===== Source material
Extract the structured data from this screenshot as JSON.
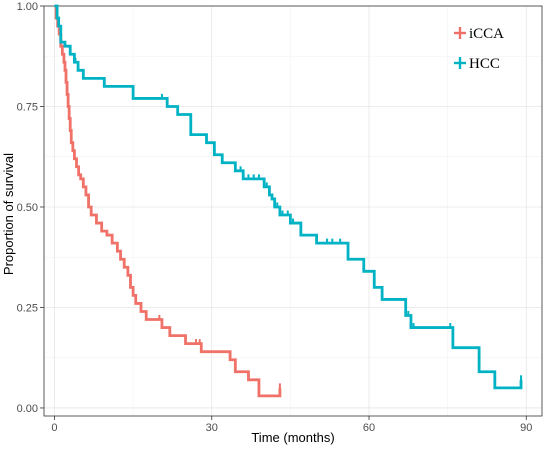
{
  "chart_data": {
    "type": "line",
    "title": "",
    "xlabel": "Time (months)",
    "ylabel": "Proportion of survival",
    "xlim": [
      -2,
      93
    ],
    "ylim": [
      -0.02,
      1.0
    ],
    "xticks": [
      0,
      30,
      60,
      90
    ],
    "xtick_labels": [
      "0",
      "30",
      "60",
      "90"
    ],
    "yticks": [
      0.0,
      0.25,
      0.5,
      0.75,
      1.0
    ],
    "ytick_labels": [
      "0.00",
      "0.25",
      "0.50",
      "0.75",
      "1.00"
    ],
    "grid": true,
    "legend_position": "top-right",
    "series": [
      {
        "name": "iCCA",
        "color": "#F07167",
        "step_points": [
          [
            0,
            1.0
          ],
          [
            0.3,
            0.97
          ],
          [
            0.6,
            0.95
          ],
          [
            0.9,
            0.93
          ],
          [
            1.2,
            0.9
          ],
          [
            1.5,
            0.88
          ],
          [
            1.8,
            0.86
          ],
          [
            2.0,
            0.84
          ],
          [
            2.2,
            0.81
          ],
          [
            2.4,
            0.78
          ],
          [
            2.6,
            0.75
          ],
          [
            2.8,
            0.72
          ],
          [
            3.0,
            0.69
          ],
          [
            3.2,
            0.66
          ],
          [
            3.5,
            0.64
          ],
          [
            3.8,
            0.62
          ],
          [
            4.2,
            0.6
          ],
          [
            4.6,
            0.58
          ],
          [
            5.0,
            0.57
          ],
          [
            5.5,
            0.55
          ],
          [
            6.0,
            0.53
          ],
          [
            6.5,
            0.5
          ],
          [
            7.0,
            0.48
          ],
          [
            8.0,
            0.46
          ],
          [
            9.0,
            0.44
          ],
          [
            10.0,
            0.43
          ],
          [
            11.0,
            0.41
          ],
          [
            12.0,
            0.39
          ],
          [
            12.6,
            0.37
          ],
          [
            13.3,
            0.35
          ],
          [
            14.0,
            0.33
          ],
          [
            14.5,
            0.3
          ],
          [
            15.0,
            0.28
          ],
          [
            15.5,
            0.26
          ],
          [
            16.5,
            0.24
          ],
          [
            17.5,
            0.22
          ],
          [
            20.5,
            0.2
          ],
          [
            22.0,
            0.18
          ],
          [
            25.0,
            0.16
          ],
          [
            28.0,
            0.14
          ],
          [
            33.5,
            0.12
          ],
          [
            34.5,
            0.09
          ],
          [
            37.0,
            0.07
          ],
          [
            39.0,
            0.03
          ],
          [
            43.0,
            0.05
          ]
        ],
        "censor_x": [
          0.5,
          20.0,
          27.0,
          27.7,
          43.0
        ]
      },
      {
        "name": "HCC",
        "color": "#00B3C4",
        "step_points": [
          [
            0,
            1.0
          ],
          [
            0.5,
            0.97
          ],
          [
            0.8,
            0.95
          ],
          [
            1.2,
            0.91
          ],
          [
            2.0,
            0.9
          ],
          [
            3.0,
            0.88
          ],
          [
            3.8,
            0.86
          ],
          [
            4.5,
            0.84
          ],
          [
            5.5,
            0.82
          ],
          [
            9.5,
            0.8
          ],
          [
            15.0,
            0.77
          ],
          [
            21.5,
            0.75
          ],
          [
            23.5,
            0.73
          ],
          [
            26.0,
            0.68
          ],
          [
            29.0,
            0.66
          ],
          [
            30.5,
            0.63
          ],
          [
            32.0,
            0.61
          ],
          [
            34.5,
            0.59
          ],
          [
            36.0,
            0.57
          ],
          [
            40.0,
            0.55
          ],
          [
            41.0,
            0.53
          ],
          [
            41.5,
            0.52
          ],
          [
            42.0,
            0.5
          ],
          [
            43.0,
            0.48
          ],
          [
            45.0,
            0.46
          ],
          [
            47.0,
            0.43
          ],
          [
            50.0,
            0.41
          ],
          [
            56.0,
            0.37
          ],
          [
            59.0,
            0.34
          ],
          [
            61.0,
            0.3
          ],
          [
            62.5,
            0.27
          ],
          [
            67.0,
            0.23
          ],
          [
            68.0,
            0.2
          ],
          [
            76.0,
            0.15
          ],
          [
            81.0,
            0.09
          ],
          [
            84.0,
            0.05
          ],
          [
            89.0,
            0.07
          ]
        ],
        "censor_x": [
          4.0,
          20.5,
          35.5,
          37.0,
          38.0,
          39.0,
          40.5,
          42.5,
          43.5,
          44.5,
          45.5,
          52.0,
          53.0,
          54.5,
          67.5,
          68.5,
          75.5,
          89.0
        ]
      }
    ]
  }
}
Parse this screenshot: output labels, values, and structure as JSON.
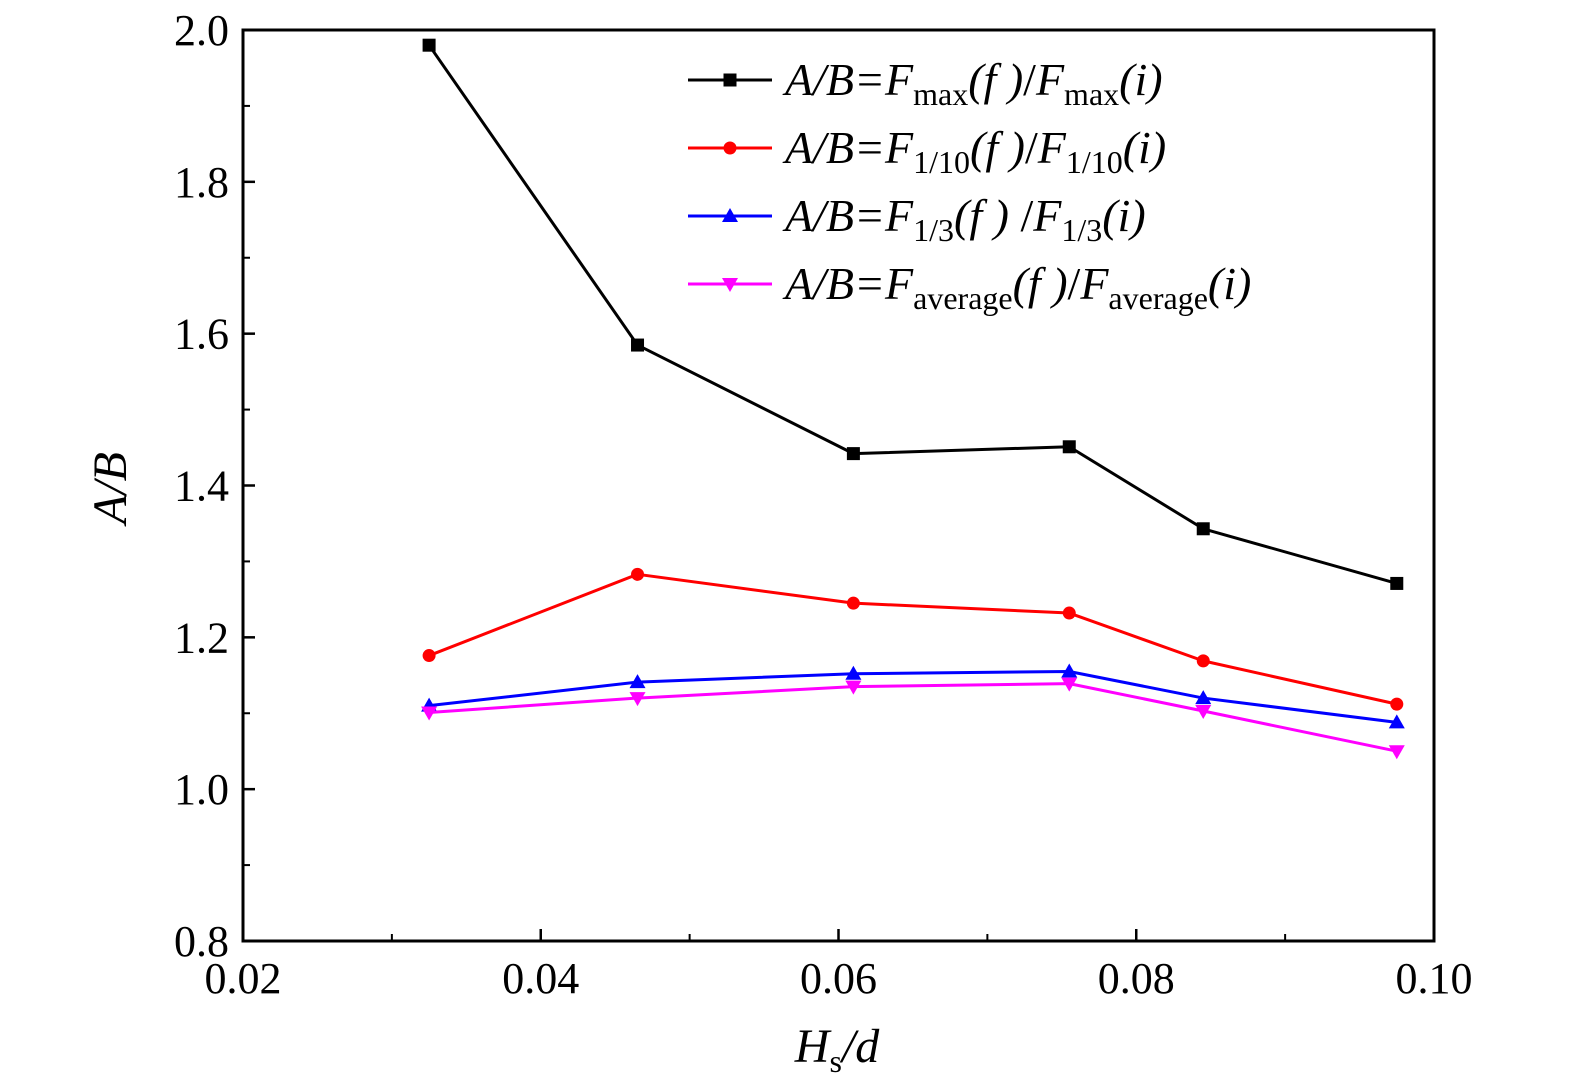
{
  "chart_data": {
    "type": "line",
    "xlabel": {
      "main": "H",
      "sub": "s",
      "tail": "/d"
    },
    "ylabel": "A/B",
    "xlim": [
      0.02,
      0.1
    ],
    "ylim": [
      0.8,
      2.0
    ],
    "x_ticks": [
      "0.02",
      "0.04",
      "0.06",
      "0.08",
      "0.10"
    ],
    "y_ticks": [
      "0.8",
      "1.0",
      "1.2",
      "1.4",
      "1.6",
      "1.8",
      "2.0"
    ],
    "grid": false,
    "legend_position": "top-right",
    "x": [
      0.0325,
      0.0465,
      0.061,
      0.0755,
      0.0845,
      0.0975
    ],
    "series": [
      {
        "name": {
          "lhs": "A/B=",
          "F1": "F",
          "sub1": "max",
          "arg1": "(f )",
          "slash": "/",
          "F2": "F",
          "sub2": "max",
          "arg2": "(i)"
        },
        "marker": "square",
        "color": "#000000",
        "values": [
          1.98,
          1.585,
          1.442,
          1.451,
          1.343,
          1.271
        ]
      },
      {
        "name": {
          "lhs": "A/B=",
          "F1": "F",
          "sub1": "1/10",
          "arg1": "(f )",
          "slash": "/",
          "F2": "F",
          "sub2": "1/10",
          "arg2": "(i)"
        },
        "marker": "circle",
        "color": "#ff0000",
        "values": [
          1.176,
          1.283,
          1.245,
          1.232,
          1.169,
          1.112
        ]
      },
      {
        "name": {
          "lhs": "A/B=",
          "F1": "F",
          "sub1": "1/3",
          "arg1": "(f ) ",
          "slash": "/",
          "F2": "F",
          "sub2": "1/3",
          "arg2": "(i)"
        },
        "marker": "triangle-up",
        "color": "#0000ff",
        "values": [
          1.11,
          1.141,
          1.152,
          1.155,
          1.12,
          1.088
        ]
      },
      {
        "name": {
          "lhs": "A/B=",
          "F1": "F",
          "sub1": "average",
          "arg1": "(f )",
          "slash": "/",
          "F2": "F",
          "sub2": "average",
          "arg2": "(i)"
        },
        "marker": "triangle-down",
        "color": "#ff00ff",
        "values": [
          1.101,
          1.12,
          1.135,
          1.139,
          1.103,
          1.05
        ]
      }
    ]
  }
}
==========
=== Exercise objective ===
Return the full material word for word. Do not include the pictures.

=== Final answer ===
Extract the structured data from this screenshot as JSON.
{
  "chart_data": {
    "type": "line",
    "title": "",
    "xlabel": "Time (months)",
    "ylabel": "Proportion of survival",
    "xlim": [
      -2,
      93
    ],
    "ylim": [
      -0.02,
      1.0
    ],
    "xticks": [
      0,
      30,
      60,
      90
    ],
    "xtick_labels": [
      "0",
      "30",
      "60",
      "90"
    ],
    "yticks": [
      0.0,
      0.25,
      0.5,
      0.75,
      1.0
    ],
    "ytick_labels": [
      "0.00",
      "0.25",
      "0.50",
      "0.75",
      "1.00"
    ],
    "grid": true,
    "legend_position": "top-right",
    "series": [
      {
        "name": "iCCA",
        "color": "#F07167",
        "step_points": [
          [
            0,
            1.0
          ],
          [
            0.3,
            0.97
          ],
          [
            0.6,
            0.95
          ],
          [
            0.9,
            0.93
          ],
          [
            1.2,
            0.9
          ],
          [
            1.5,
            0.88
          ],
          [
            1.8,
            0.86
          ],
          [
            2.0,
            0.84
          ],
          [
            2.2,
            0.81
          ],
          [
            2.4,
            0.78
          ],
          [
            2.6,
            0.75
          ],
          [
            2.8,
            0.72
          ],
          [
            3.0,
            0.69
          ],
          [
            3.2,
            0.66
          ],
          [
            3.5,
            0.64
          ],
          [
            3.8,
            0.62
          ],
          [
            4.2,
            0.6
          ],
          [
            4.6,
            0.58
          ],
          [
            5.0,
            0.57
          ],
          [
            5.5,
            0.55
          ],
          [
            6.0,
            0.53
          ],
          [
            6.5,
            0.5
          ],
          [
            7.0,
            0.48
          ],
          [
            8.0,
            0.46
          ],
          [
            9.0,
            0.44
          ],
          [
            10.0,
            0.43
          ],
          [
            11.0,
            0.41
          ],
          [
            12.0,
            0.39
          ],
          [
            12.6,
            0.37
          ],
          [
            13.3,
            0.35
          ],
          [
            14.0,
            0.33
          ],
          [
            14.5,
            0.3
          ],
          [
            15.0,
            0.28
          ],
          [
            15.5,
            0.26
          ],
          [
            16.5,
            0.24
          ],
          [
            17.5,
            0.22
          ],
          [
            20.5,
            0.2
          ],
          [
            22.0,
            0.18
          ],
          [
            25.0,
            0.16
          ],
          [
            28.0,
            0.14
          ],
          [
            33.5,
            0.12
          ],
          [
            34.5,
            0.09
          ],
          [
            37.0,
            0.07
          ],
          [
            39.0,
            0.03
          ],
          [
            43.0,
            0.05
          ]
        ],
        "censor_x": [
          0.5,
          20.0,
          27.0,
          27.7,
          43.0
        ]
      },
      {
        "name": "HCC",
        "color": "#00B3C4",
        "step_points": [
          [
            0,
            1.0
          ],
          [
            0.5,
            0.97
          ],
          [
            0.8,
            0.95
          ],
          [
            1.2,
            0.91
          ],
          [
            2.0,
            0.9
          ],
          [
            3.0,
            0.88
          ],
          [
            3.8,
            0.86
          ],
          [
            4.5,
            0.84
          ],
          [
            5.5,
            0.82
          ],
          [
            9.5,
            0.8
          ],
          [
            15.0,
            0.77
          ],
          [
            21.5,
            0.75
          ],
          [
            23.5,
            0.73
          ],
          [
            26.0,
            0.68
          ],
          [
            29.0,
            0.66
          ],
          [
            30.5,
            0.63
          ],
          [
            32.0,
            0.61
          ],
          [
            34.5,
            0.59
          ],
          [
            36.0,
            0.57
          ],
          [
            40.0,
            0.55
          ],
          [
            41.0,
            0.53
          ],
          [
            41.5,
            0.52
          ],
          [
            42.0,
            0.5
          ],
          [
            43.0,
            0.48
          ],
          [
            45.0,
            0.46
          ],
          [
            47.0,
            0.43
          ],
          [
            50.0,
            0.41
          ],
          [
            56.0,
            0.37
          ],
          [
            59.0,
            0.34
          ],
          [
            61.0,
            0.3
          ],
          [
            62.5,
            0.27
          ],
          [
            67.0,
            0.23
          ],
          [
            68.0,
            0.2
          ],
          [
            76.0,
            0.15
          ],
          [
            81.0,
            0.09
          ],
          [
            84.0,
            0.05
          ],
          [
            89.0,
            0.07
          ]
        ],
        "censor_x": [
          4.0,
          20.5,
          35.5,
          37.0,
          38.0,
          39.0,
          40.5,
          42.5,
          43.5,
          44.5,
          45.5,
          52.0,
          53.0,
          54.5,
          67.5,
          68.5,
          75.5,
          89.0
        ]
      }
    ]
  }
}
Parse this screenshot: output labels, values, and structure as JSON.
{
  "chart_data": {
    "type": "line",
    "xlabel": {
      "main": "H",
      "sub": "s",
      "tail": "/d"
    },
    "ylabel": "A/B",
    "xlim": [
      0.02,
      0.1
    ],
    "ylim": [
      0.8,
      2.0
    ],
    "x_ticks": [
      "0.02",
      "0.04",
      "0.06",
      "0.08",
      "0.10"
    ],
    "y_ticks": [
      "0.8",
      "1.0",
      "1.2",
      "1.4",
      "1.6",
      "1.8",
      "2.0"
    ],
    "grid": false,
    "legend_position": "top-right",
    "x": [
      0.0325,
      0.0465,
      0.061,
      0.0755,
      0.0845,
      0.0975
    ],
    "series": [
      {
        "name": {
          "lhs": "A/B=",
          "F1": "F",
          "sub1": "max",
          "arg1": "(f )",
          "slash": "/",
          "F2": "F",
          "sub2": "max",
          "arg2": "(i)"
        },
        "marker": "square",
        "color": "#000000",
        "values": [
          1.98,
          1.585,
          1.442,
          1.451,
          1.343,
          1.271
        ]
      },
      {
        "name": {
          "lhs": "A/B=",
          "F1": "F",
          "sub1": "1/10",
          "arg1": "(f )",
          "slash": "/",
          "F2": "F",
          "sub2": "1/10",
          "arg2": "(i)"
        },
        "marker": "circle",
        "color": "#ff0000",
        "values": [
          1.176,
          1.283,
          1.245,
          1.232,
          1.169,
          1.112
        ]
      },
      {
        "name": {
          "lhs": "A/B=",
          "F1": "F",
          "sub1": "1/3",
          "arg1": "(f ) ",
          "slash": "/",
          "F2": "F",
          "sub2": "1/3",
          "arg2": "(i)"
        },
        "marker": "triangle-up",
        "color": "#0000ff",
        "values": [
          1.11,
          1.141,
          1.152,
          1.155,
          1.12,
          1.088
        ]
      },
      {
        "name": {
          "lhs": "A/B=",
          "F1": "F",
          "sub1": "average",
          "arg1": "(f )",
          "slash": "/",
          "F2": "F",
          "sub2": "average",
          "arg2": "(i)"
        },
        "marker": "triangle-down",
        "color": "#ff00ff",
        "values": [
          1.101,
          1.12,
          1.135,
          1.139,
          1.103,
          1.05
        ]
      }
    ]
  }
}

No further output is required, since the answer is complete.